──────── DATA SECTION

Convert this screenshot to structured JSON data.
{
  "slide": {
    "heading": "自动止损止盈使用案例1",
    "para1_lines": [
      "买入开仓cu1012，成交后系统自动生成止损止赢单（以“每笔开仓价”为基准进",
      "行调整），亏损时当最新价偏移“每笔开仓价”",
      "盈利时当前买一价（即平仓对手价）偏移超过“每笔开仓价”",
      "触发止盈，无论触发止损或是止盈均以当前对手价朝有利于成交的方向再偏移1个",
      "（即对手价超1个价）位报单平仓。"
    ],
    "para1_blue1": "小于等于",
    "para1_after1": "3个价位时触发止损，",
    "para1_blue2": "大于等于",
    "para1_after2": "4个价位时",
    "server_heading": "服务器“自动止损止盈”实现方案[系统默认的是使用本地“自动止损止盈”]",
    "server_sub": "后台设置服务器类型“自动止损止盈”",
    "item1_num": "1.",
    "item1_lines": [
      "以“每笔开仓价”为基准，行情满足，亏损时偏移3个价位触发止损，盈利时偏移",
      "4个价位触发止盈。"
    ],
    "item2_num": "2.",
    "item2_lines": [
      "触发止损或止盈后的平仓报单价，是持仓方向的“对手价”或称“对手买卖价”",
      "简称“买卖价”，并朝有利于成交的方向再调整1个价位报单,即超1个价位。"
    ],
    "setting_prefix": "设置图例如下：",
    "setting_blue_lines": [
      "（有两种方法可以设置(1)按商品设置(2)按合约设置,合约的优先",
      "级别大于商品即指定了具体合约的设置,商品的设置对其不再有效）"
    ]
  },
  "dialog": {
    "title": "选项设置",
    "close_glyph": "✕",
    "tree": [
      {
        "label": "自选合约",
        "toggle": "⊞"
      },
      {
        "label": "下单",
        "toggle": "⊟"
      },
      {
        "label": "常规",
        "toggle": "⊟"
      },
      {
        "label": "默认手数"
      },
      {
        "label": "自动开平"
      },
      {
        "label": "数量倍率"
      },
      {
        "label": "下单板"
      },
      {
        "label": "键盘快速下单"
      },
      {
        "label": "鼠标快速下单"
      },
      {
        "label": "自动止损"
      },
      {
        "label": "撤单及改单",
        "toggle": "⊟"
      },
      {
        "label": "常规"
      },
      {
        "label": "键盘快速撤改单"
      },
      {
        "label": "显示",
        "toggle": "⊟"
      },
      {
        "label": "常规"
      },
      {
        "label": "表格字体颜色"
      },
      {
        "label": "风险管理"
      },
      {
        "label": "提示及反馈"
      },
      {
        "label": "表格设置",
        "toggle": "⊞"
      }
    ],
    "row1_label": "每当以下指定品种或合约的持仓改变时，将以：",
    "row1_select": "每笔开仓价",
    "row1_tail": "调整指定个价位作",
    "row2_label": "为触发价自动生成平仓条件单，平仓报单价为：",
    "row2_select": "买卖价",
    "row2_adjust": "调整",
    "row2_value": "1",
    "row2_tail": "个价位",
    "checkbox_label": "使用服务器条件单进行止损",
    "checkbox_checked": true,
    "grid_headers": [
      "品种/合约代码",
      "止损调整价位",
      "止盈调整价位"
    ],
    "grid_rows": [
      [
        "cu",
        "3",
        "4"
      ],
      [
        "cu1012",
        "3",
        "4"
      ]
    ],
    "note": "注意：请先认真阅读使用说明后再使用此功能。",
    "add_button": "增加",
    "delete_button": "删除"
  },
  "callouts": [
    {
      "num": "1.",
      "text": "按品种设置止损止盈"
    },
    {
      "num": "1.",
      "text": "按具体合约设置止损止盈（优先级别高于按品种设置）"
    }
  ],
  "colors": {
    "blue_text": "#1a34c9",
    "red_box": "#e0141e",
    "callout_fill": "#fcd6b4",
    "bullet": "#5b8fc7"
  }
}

────────────────

Retype all of the data shown above, word for word.

## EXPECTED ANSWER
Convert this screenshot to structured JSON data.
{
  "slide": {
    "heading": "自动止损止盈使用案例1",
    "para1_lines": [
      "买入开仓cu1012，成交后系统自动生成止损止赢单（以“每笔开仓价”为基准进",
      "行调整），亏损时当最新价偏移“每笔开仓价”",
      "盈利时当前买一价（即平仓对手价）偏移超过“每笔开仓价”",
      "触发止盈，无论触发止损或是止盈均以当前对手价朝有利于成交的方向再偏移1个",
      "（即对手价超1个价）位报单平仓。"
    ],
    "para1_blue1": "小于等于",
    "para1_after1": "3个价位时触发止损，",
    "para1_blue2": "大于等于",
    "para1_after2": "4个价位时",
    "server_heading": "服务器“自动止损止盈”实现方案[系统默认的是使用本地“自动止损止盈”]",
    "server_sub": "后台设置服务器类型“自动止损止盈”",
    "item1_num": "1.",
    "item1_lines": [
      "以“每笔开仓价”为基准，行情满足，亏损时偏移3个价位触发止损，盈利时偏移",
      "4个价位触发止盈。"
    ],
    "item2_num": "2.",
    "item2_lines": [
      "触发止损或止盈后的平仓报单价，是持仓方向的“对手价”或称“对手买卖价”",
      "简称“买卖价”，并朝有利于成交的方向再调整1个价位报单,即超1个价位。"
    ],
    "setting_prefix": "设置图例如下：",
    "setting_blue_lines": [
      "（有两种方法可以设置(1)按商品设置(2)按合约设置,合约的优先",
      "级别大于商品即指定了具体合约的设置,商品的设置对其不再有效）"
    ]
  },
  "dialog": {
    "title": "选项设置",
    "close_glyph": "✕",
    "tree": [
      {
        "label": "自选合约",
        "toggle": "⊞"
      },
      {
        "label": "下单",
        "toggle": "⊟"
      },
      {
        "label": "常规",
        "toggle": "⊟"
      },
      {
        "label": "默认手数"
      },
      {
        "label": "自动开平"
      },
      {
        "label": "数量倍率"
      },
      {
        "label": "下单板"
      },
      {
        "label": "键盘快速下单"
      },
      {
        "label": "鼠标快速下单"
      },
      {
        "label": "自动止损"
      },
      {
        "label": "撤单及改单",
        "toggle": "⊟"
      },
      {
        "label": "常规"
      },
      {
        "label": "键盘快速撤改单"
      },
      {
        "label": "显示",
        "toggle": "⊟"
      },
      {
        "label": "常规"
      },
      {
        "label": "表格字体颜色"
      },
      {
        "label": "风险管理"
      },
      {
        "label": "提示及反馈"
      },
      {
        "label": "表格设置",
        "toggle": "⊞"
      }
    ],
    "row1_label": "每当以下指定品种或合约的持仓改变时，将以：",
    "row1_select": "每笔开仓价",
    "row1_tail": "调整指定个价位作",
    "row2_label": "为触发价自动生成平仓条件单，平仓报单价为：",
    "row2_select": "买卖价",
    "row2_adjust": "调整",
    "row2_value": "1",
    "row2_tail": "个价位",
    "checkbox_label": "使用服务器条件单进行止损",
    "checkbox_checked": true,
    "grid_headers": [
      "品种/合约代码",
      "止损调整价位",
      "止盈调整价位"
    ],
    "grid_rows": [
      [
        "cu",
        "3",
        "4"
      ],
      [
        "cu1012",
        "3",
        "4"
      ]
    ],
    "note": "注意：请先认真阅读使用说明后再使用此功能。",
    "add_button": "增加",
    "delete_button": "删除"
  },
  "callouts": [
    {
      "num": "1.",
      "text": "按品种设置止损止盈"
    },
    {
      "num": "1.",
      "text": "按具体合约设置止损止盈（优先级别高于按品种设置）"
    }
  ],
  "colors": {
    "blue_text": "#1a34c9",
    "red_box": "#e0141e",
    "callout_fill": "#fcd6b4",
    "bullet": "#5b8fc7"
  }
}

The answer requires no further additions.